▸ **Data supplied**:
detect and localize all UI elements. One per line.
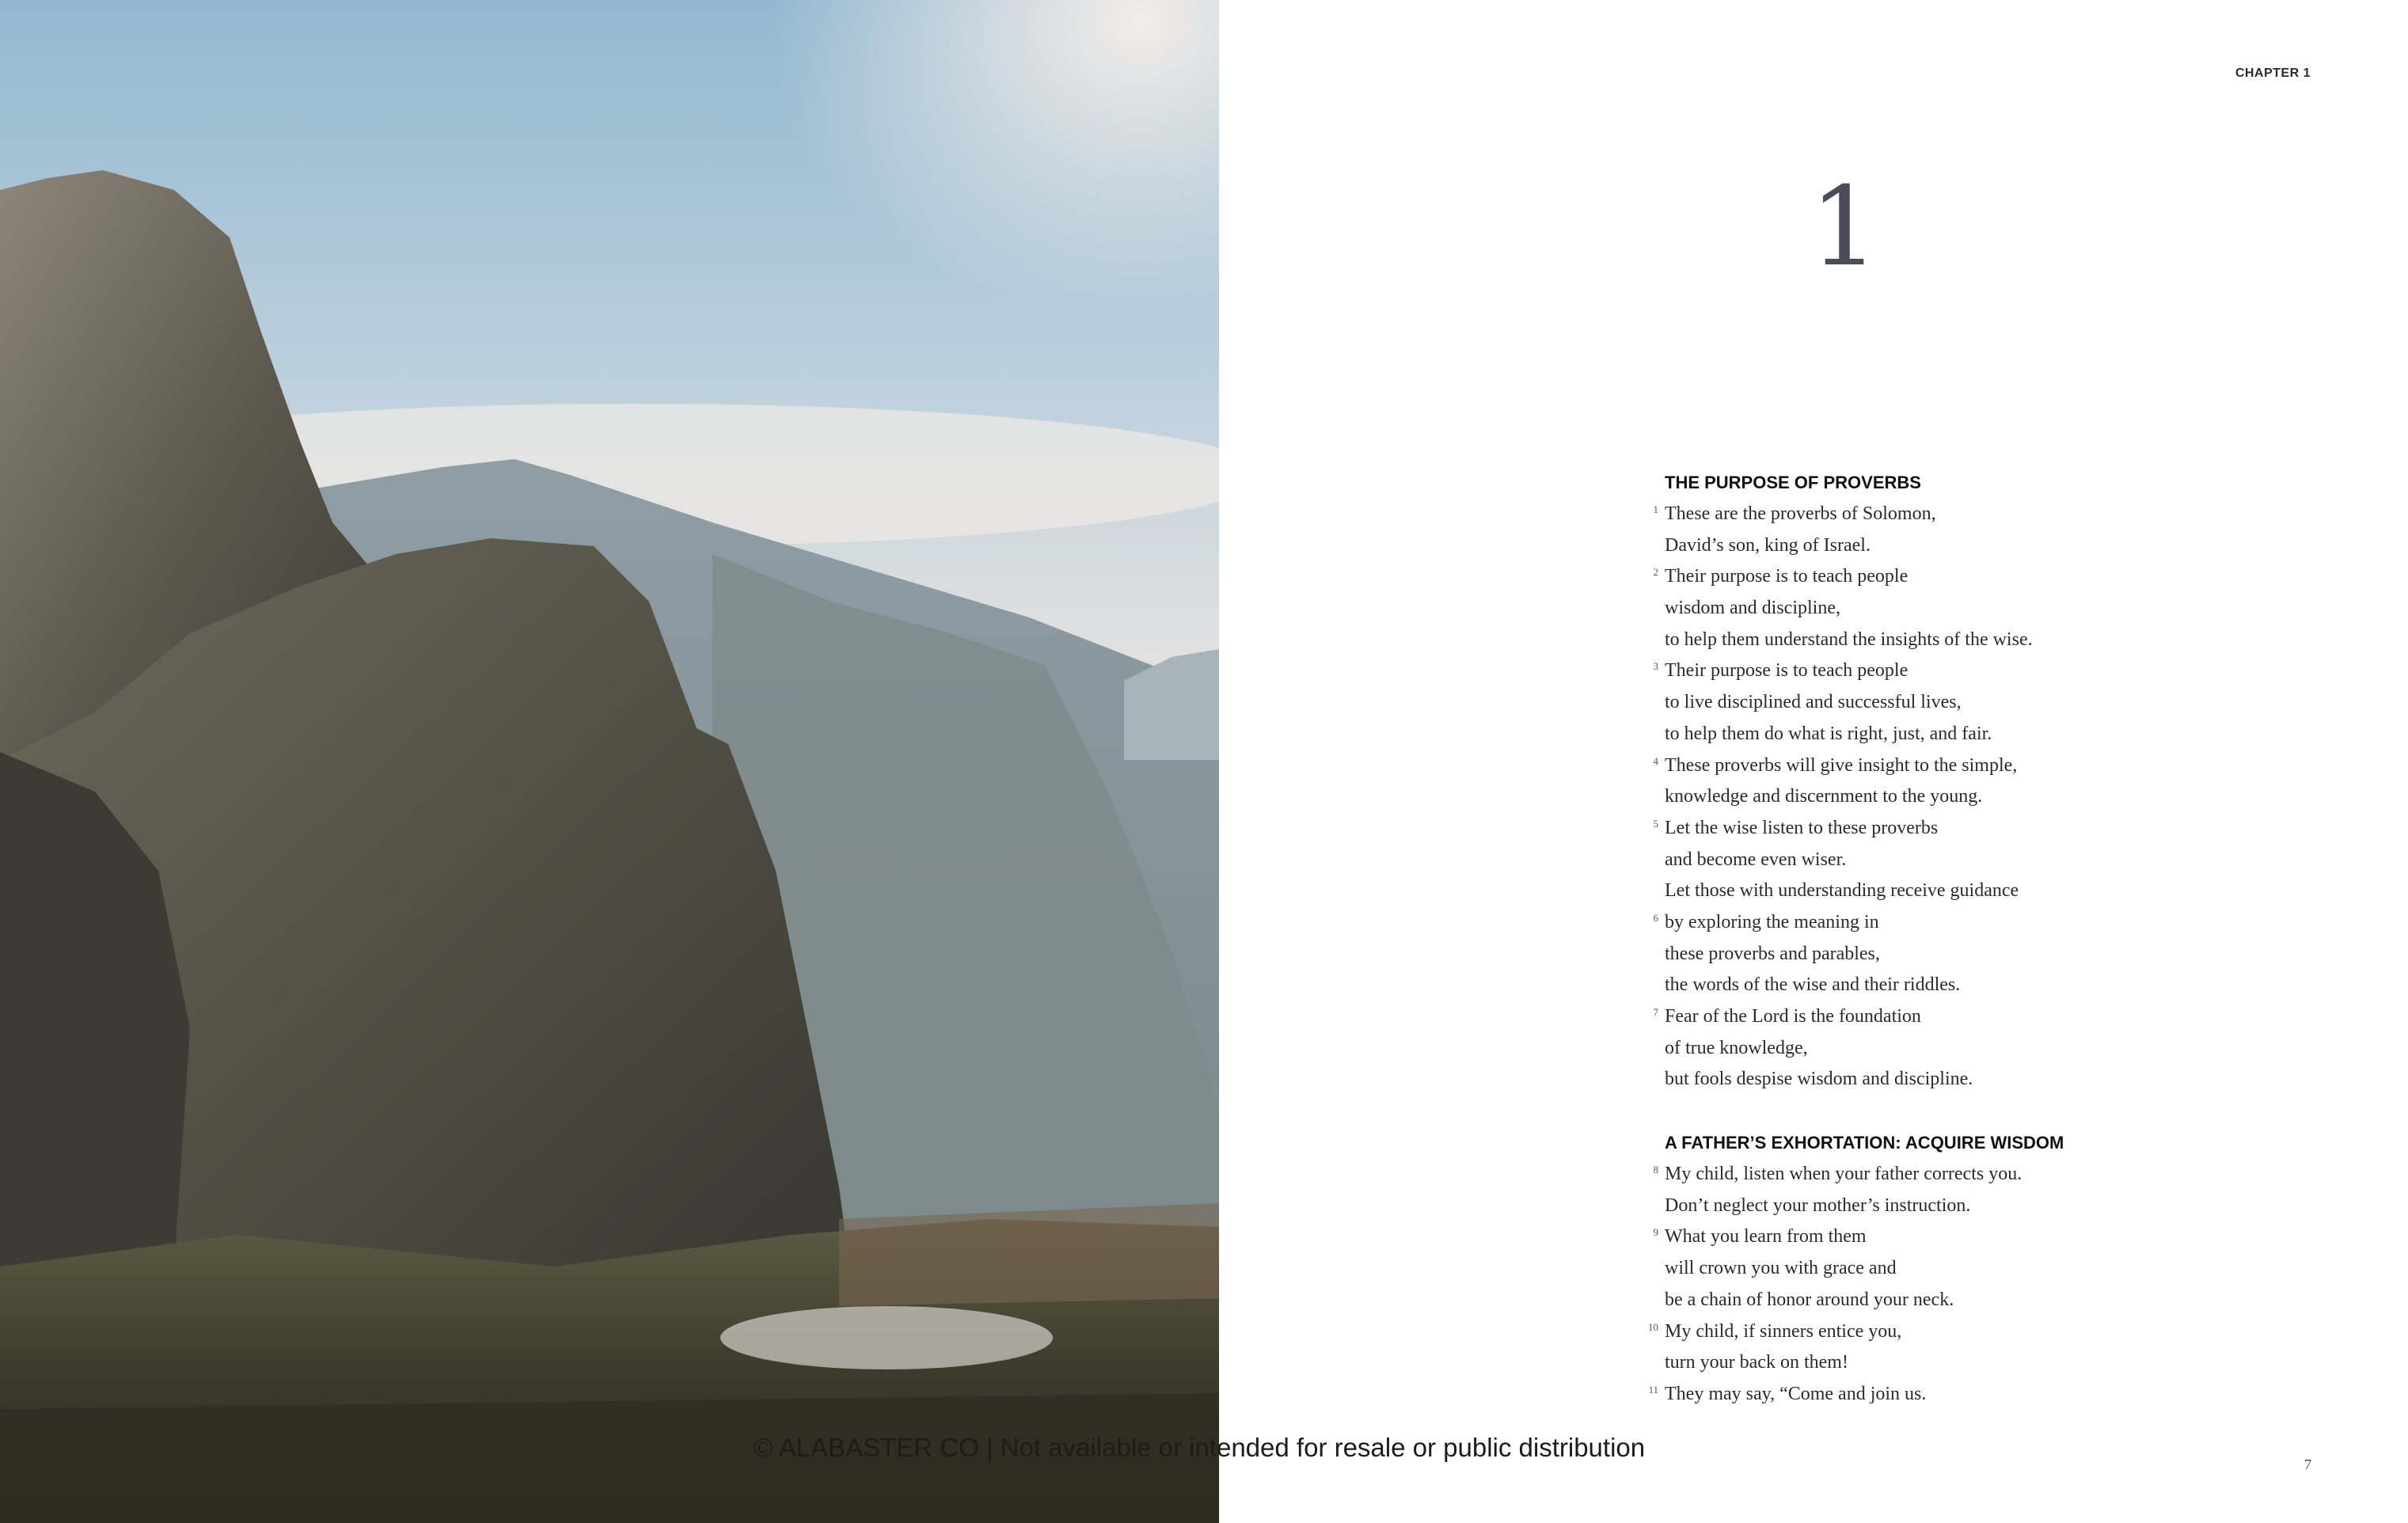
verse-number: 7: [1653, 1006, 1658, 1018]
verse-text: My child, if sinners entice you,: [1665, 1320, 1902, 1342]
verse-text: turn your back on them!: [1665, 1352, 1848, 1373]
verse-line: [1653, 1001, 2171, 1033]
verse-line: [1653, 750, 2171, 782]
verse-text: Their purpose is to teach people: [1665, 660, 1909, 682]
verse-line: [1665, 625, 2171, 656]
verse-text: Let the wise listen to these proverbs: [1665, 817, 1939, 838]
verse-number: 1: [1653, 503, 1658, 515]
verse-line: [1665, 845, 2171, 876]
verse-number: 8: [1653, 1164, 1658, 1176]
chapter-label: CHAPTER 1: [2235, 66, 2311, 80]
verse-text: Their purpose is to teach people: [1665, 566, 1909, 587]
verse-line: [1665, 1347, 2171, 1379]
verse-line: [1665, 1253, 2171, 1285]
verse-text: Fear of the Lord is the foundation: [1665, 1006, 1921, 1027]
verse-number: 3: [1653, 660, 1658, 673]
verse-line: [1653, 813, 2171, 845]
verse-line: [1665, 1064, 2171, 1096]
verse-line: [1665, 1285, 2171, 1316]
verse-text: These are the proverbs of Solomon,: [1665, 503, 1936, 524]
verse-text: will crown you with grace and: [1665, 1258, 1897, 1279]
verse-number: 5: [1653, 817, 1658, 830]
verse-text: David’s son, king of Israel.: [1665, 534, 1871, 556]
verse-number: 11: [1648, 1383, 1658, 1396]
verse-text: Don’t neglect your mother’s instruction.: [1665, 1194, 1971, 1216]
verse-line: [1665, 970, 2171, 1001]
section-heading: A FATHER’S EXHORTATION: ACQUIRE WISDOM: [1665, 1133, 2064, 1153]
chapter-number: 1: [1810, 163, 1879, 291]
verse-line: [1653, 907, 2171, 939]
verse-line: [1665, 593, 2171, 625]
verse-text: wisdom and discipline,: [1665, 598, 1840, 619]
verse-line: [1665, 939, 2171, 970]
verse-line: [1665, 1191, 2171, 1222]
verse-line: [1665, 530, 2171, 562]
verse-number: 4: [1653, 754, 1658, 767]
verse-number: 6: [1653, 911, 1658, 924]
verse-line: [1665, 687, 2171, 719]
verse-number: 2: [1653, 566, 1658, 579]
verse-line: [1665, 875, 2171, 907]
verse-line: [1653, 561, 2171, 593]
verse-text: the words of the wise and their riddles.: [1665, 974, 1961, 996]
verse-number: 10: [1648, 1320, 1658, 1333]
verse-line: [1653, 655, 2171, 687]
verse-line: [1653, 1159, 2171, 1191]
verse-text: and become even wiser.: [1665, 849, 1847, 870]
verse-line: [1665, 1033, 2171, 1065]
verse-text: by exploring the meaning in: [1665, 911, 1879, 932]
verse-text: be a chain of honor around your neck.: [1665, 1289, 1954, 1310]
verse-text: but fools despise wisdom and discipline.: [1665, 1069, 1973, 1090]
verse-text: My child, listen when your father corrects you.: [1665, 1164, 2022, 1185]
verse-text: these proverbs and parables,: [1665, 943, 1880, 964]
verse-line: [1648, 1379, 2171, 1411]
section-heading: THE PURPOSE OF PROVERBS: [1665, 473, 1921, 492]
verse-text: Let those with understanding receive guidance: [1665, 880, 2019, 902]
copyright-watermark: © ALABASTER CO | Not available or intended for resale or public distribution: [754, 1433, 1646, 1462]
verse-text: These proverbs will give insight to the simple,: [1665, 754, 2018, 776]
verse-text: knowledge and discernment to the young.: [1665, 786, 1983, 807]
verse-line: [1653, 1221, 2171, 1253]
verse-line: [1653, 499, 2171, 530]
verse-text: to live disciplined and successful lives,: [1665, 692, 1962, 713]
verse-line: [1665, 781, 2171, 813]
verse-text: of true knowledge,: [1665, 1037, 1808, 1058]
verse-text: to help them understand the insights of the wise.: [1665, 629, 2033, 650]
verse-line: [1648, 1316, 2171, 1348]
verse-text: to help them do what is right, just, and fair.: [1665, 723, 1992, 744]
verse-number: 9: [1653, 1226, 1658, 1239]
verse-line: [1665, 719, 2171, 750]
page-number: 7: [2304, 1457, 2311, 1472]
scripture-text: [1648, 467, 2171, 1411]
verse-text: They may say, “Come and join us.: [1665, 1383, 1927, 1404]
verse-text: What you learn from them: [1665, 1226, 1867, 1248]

==

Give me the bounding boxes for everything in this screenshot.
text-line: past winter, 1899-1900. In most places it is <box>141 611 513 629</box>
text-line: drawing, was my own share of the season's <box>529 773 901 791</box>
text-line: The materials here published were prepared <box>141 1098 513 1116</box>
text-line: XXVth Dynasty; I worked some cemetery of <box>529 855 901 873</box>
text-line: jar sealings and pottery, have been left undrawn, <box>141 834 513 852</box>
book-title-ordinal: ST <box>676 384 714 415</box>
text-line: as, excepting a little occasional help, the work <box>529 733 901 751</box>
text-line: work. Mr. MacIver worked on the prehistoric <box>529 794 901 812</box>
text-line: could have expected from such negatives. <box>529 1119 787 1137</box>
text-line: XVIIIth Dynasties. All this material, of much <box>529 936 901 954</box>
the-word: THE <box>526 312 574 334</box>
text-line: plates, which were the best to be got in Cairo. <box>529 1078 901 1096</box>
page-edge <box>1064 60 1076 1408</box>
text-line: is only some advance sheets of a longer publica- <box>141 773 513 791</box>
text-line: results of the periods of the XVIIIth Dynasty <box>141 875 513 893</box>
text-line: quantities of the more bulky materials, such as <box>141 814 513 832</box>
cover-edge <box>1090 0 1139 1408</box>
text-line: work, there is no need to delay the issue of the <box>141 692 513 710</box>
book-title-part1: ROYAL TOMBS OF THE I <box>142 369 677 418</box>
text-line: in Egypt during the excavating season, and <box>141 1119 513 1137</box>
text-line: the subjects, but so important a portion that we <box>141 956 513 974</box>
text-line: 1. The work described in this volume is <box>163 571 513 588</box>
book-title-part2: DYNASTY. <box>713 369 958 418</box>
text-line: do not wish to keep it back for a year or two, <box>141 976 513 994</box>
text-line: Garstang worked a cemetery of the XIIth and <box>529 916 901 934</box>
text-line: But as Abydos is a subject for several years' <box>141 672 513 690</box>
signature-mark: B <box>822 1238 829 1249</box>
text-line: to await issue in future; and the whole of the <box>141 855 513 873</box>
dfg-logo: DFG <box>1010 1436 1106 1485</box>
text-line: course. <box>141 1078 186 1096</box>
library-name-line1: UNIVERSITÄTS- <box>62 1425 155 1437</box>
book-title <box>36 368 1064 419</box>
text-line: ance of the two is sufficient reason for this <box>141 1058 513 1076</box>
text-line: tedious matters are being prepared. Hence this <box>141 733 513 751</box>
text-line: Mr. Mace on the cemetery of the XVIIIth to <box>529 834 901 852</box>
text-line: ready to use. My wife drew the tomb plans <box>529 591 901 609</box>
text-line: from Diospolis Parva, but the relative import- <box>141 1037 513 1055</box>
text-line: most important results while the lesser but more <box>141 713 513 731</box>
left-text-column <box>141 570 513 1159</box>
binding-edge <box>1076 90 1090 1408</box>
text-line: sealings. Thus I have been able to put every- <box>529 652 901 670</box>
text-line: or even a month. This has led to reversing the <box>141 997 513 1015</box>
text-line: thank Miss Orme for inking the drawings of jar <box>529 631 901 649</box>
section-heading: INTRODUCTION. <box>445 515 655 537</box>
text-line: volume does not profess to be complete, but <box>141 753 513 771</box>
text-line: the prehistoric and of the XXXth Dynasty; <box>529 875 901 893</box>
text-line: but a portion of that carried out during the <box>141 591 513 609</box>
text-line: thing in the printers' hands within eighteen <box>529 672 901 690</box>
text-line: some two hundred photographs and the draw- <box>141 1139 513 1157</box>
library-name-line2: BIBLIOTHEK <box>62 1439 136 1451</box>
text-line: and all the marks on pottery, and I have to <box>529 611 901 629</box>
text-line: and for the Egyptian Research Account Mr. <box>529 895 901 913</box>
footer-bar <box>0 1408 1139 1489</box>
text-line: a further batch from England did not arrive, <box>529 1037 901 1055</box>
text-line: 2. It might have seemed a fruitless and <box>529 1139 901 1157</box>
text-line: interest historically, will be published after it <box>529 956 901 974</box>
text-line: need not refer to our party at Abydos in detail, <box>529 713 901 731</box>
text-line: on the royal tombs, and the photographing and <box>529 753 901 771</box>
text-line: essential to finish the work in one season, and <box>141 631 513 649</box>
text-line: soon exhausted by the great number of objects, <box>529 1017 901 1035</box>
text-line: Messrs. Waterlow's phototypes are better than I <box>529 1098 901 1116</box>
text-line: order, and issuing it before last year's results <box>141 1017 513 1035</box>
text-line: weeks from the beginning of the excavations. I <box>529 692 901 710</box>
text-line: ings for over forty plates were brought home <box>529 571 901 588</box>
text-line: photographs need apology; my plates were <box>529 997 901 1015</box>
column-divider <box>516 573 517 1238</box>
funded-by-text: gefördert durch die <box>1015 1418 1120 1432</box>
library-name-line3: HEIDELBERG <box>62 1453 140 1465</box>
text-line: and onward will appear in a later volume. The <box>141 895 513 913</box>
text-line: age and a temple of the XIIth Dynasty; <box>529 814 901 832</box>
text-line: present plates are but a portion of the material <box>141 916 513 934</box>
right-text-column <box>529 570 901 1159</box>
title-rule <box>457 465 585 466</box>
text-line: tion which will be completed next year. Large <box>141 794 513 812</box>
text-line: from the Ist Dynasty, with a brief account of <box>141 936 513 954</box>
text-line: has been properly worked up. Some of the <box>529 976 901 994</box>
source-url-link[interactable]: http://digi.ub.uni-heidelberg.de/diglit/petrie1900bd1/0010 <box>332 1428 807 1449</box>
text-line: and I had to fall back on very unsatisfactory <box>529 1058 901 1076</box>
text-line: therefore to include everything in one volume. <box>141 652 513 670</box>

▸ **Task goal**:
Print, unchanged, the lines starting at the one with "Give me the" and going through the one with "text-line: XXVth Dynasty;", and nothing else.

▸ **Exercise response**:
Give me the bounding boxes for everything in this screenshot.
text-line: past winter, 1899-1900. In most places it is <box>141 611 513 629</box>
text-line: drawing, was my own share of the season's <box>529 773 901 791</box>
text-line: The materials here published were prepared <box>141 1098 513 1116</box>
text-line: XXVth Dynasty; I worked some cemetery of <box>529 855 901 873</box>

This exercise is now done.